▸ **Given task**
Copy every line that holds "Euro".

╭─ Dataset rows

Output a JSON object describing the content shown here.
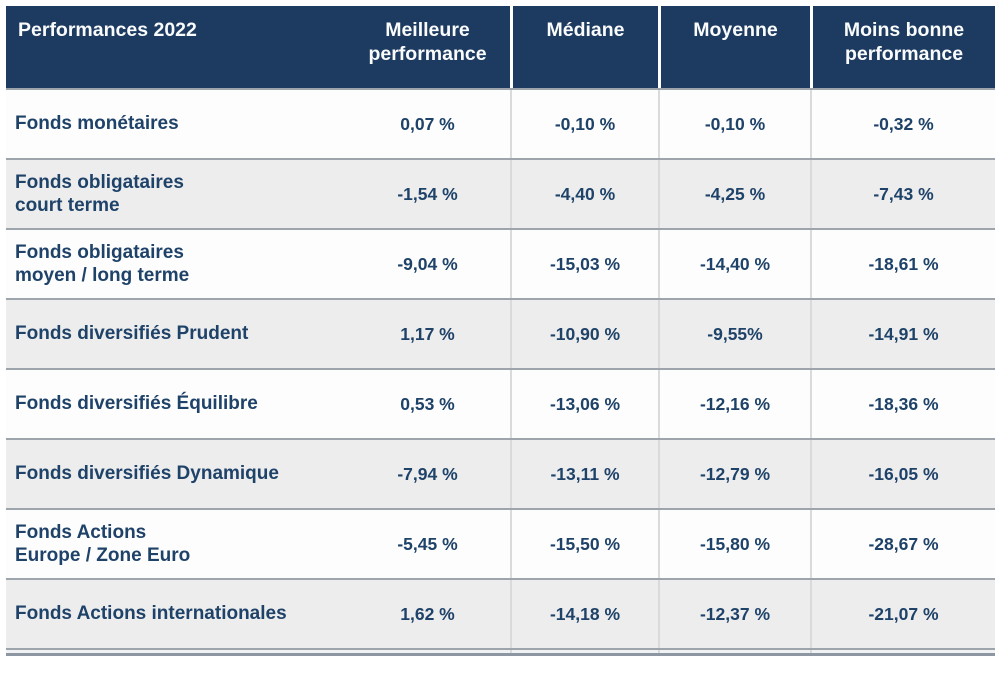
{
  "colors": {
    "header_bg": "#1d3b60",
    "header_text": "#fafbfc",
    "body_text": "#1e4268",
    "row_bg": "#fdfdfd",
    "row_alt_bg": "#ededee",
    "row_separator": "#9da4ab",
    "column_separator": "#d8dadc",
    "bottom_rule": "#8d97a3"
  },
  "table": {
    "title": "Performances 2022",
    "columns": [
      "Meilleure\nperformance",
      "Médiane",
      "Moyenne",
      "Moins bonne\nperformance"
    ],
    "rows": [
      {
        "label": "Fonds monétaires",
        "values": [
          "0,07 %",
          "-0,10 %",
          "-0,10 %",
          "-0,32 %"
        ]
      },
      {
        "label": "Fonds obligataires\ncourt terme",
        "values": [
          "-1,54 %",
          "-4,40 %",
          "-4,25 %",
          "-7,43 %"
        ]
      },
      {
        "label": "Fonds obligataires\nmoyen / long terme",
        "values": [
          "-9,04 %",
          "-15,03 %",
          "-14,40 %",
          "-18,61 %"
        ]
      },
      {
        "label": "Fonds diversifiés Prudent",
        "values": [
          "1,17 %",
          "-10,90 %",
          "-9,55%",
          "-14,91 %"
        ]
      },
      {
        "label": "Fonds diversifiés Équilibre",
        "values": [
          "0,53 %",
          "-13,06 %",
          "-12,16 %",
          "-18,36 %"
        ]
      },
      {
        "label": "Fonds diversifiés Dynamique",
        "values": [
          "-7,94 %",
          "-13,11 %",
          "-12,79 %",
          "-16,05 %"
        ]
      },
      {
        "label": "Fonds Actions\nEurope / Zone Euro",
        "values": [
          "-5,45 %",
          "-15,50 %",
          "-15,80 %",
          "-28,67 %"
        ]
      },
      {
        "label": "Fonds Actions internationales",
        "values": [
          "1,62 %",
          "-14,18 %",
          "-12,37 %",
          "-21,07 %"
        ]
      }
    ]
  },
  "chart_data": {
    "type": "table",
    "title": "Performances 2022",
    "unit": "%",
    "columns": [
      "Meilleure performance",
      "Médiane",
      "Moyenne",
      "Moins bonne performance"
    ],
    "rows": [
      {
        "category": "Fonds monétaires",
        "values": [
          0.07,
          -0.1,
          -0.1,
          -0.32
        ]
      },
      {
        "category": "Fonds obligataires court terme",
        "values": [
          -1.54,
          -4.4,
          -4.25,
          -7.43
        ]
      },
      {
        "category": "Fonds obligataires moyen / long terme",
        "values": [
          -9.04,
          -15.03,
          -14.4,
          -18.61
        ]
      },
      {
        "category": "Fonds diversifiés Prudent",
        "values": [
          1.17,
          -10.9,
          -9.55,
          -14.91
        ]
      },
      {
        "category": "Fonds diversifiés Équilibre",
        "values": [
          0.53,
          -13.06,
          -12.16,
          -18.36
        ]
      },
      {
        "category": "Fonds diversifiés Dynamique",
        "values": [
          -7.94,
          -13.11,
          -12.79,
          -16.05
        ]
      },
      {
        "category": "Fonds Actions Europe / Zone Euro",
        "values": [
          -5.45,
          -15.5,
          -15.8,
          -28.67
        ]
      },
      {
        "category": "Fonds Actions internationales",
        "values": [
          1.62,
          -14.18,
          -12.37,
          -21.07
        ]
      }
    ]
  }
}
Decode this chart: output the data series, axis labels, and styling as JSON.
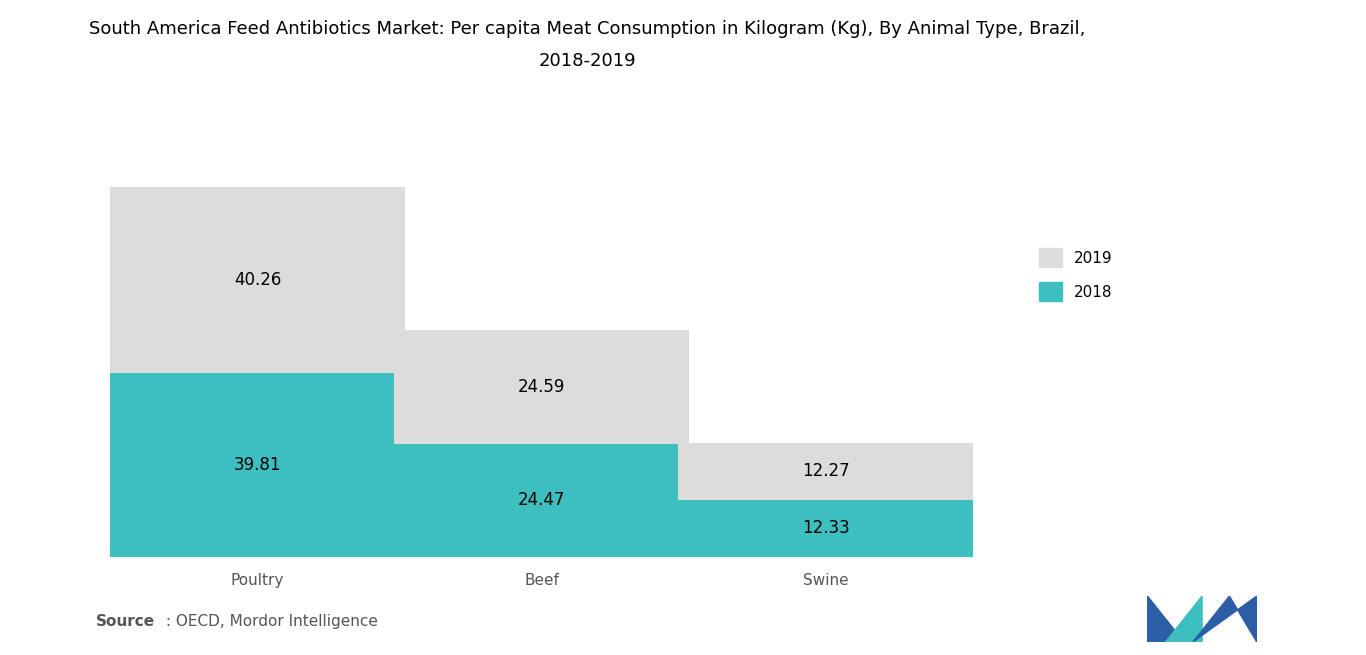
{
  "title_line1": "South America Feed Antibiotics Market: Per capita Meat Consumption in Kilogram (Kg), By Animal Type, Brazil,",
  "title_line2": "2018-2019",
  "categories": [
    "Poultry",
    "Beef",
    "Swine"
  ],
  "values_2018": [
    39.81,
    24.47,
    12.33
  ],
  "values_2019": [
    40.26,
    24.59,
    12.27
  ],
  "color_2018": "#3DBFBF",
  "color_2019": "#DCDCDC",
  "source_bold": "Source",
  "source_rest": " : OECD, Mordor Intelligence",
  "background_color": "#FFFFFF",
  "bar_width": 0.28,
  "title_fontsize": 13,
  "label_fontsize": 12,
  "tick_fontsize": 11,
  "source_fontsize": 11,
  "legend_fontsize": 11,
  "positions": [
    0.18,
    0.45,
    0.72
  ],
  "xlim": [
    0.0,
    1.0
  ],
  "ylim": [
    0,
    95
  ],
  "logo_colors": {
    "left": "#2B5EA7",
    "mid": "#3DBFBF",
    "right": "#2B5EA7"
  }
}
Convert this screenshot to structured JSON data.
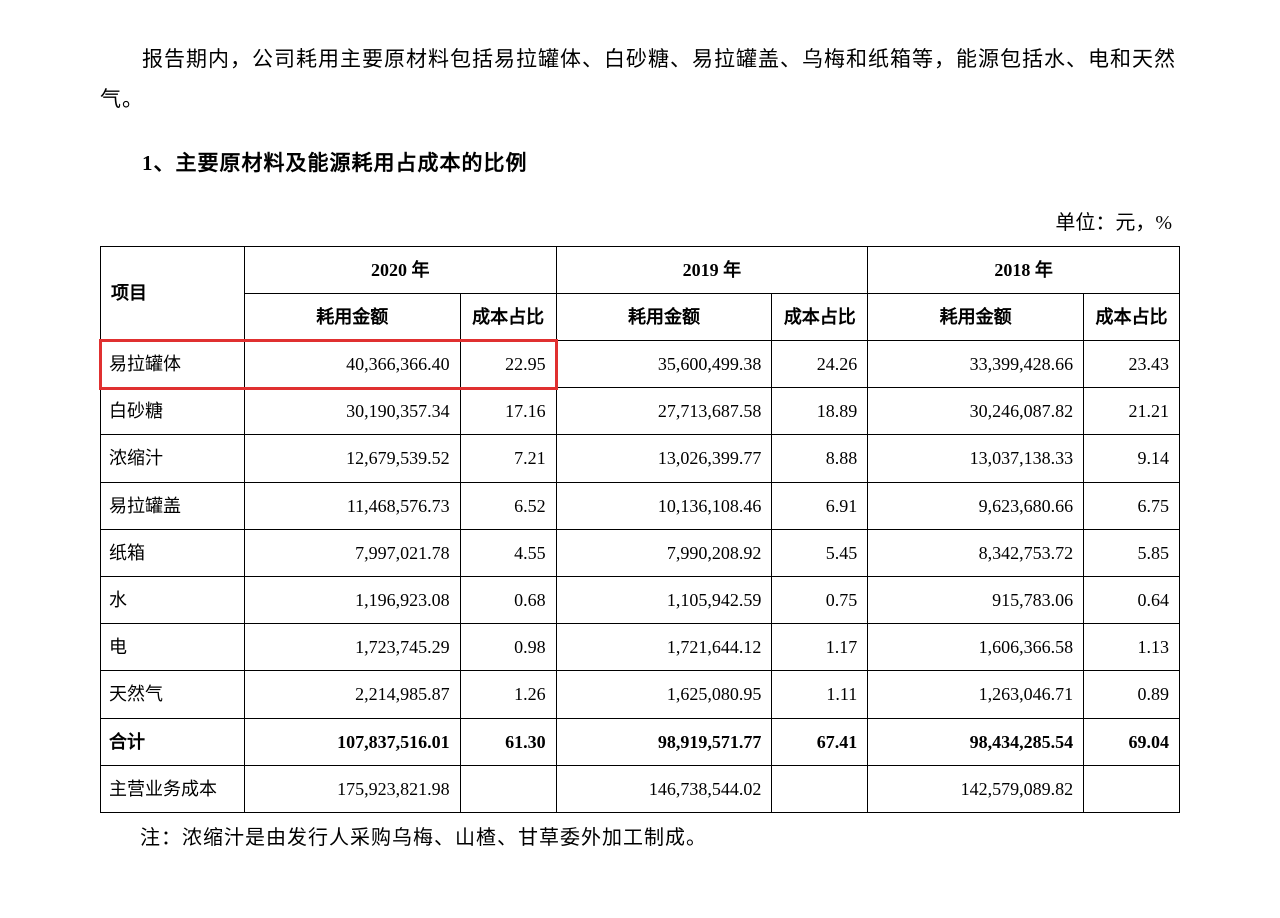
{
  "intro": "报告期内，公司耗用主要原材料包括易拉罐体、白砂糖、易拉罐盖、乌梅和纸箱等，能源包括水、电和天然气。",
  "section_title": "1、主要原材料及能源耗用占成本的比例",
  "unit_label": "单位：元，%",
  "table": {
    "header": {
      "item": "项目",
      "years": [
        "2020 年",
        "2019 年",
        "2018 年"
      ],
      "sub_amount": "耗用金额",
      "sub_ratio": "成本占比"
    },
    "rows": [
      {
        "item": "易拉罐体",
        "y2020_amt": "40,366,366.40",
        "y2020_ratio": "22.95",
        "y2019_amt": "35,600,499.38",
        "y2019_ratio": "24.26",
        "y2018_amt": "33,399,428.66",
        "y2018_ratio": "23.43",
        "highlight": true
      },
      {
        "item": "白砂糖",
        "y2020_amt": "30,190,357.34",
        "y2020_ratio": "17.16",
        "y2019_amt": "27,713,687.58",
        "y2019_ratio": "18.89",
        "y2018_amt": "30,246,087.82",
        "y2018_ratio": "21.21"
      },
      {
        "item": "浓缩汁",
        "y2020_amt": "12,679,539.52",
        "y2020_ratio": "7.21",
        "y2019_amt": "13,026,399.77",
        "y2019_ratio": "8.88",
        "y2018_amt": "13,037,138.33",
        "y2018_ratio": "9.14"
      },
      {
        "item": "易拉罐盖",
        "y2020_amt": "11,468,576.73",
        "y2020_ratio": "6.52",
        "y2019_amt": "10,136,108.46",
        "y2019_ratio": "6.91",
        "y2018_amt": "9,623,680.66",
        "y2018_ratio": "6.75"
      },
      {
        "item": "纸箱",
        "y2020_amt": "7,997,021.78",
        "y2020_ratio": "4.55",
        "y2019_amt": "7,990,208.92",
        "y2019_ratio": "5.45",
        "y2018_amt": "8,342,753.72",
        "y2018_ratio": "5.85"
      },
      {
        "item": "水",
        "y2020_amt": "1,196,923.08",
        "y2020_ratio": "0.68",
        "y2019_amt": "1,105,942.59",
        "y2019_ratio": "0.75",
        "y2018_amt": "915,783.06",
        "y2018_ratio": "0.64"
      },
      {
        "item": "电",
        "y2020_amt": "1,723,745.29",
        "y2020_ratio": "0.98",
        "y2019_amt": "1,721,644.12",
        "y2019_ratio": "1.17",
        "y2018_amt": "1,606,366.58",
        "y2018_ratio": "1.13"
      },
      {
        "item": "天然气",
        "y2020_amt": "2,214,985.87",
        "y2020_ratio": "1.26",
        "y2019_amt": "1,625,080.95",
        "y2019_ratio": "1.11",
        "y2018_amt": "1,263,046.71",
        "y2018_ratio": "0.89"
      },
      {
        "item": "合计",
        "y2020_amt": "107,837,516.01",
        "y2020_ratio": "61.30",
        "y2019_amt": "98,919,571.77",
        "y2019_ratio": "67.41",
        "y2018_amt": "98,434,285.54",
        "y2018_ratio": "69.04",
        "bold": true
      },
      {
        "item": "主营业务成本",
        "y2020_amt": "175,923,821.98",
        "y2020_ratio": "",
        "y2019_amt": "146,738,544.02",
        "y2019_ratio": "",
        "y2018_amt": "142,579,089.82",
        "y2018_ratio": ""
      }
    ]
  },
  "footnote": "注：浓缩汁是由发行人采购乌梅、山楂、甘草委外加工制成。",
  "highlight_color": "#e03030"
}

╰─

▸ **Result of the exercise**
        "label": "Fonds Actions\nEurope / Zone Euro",
        "category": "Fonds Actions Europe / Zone Euro",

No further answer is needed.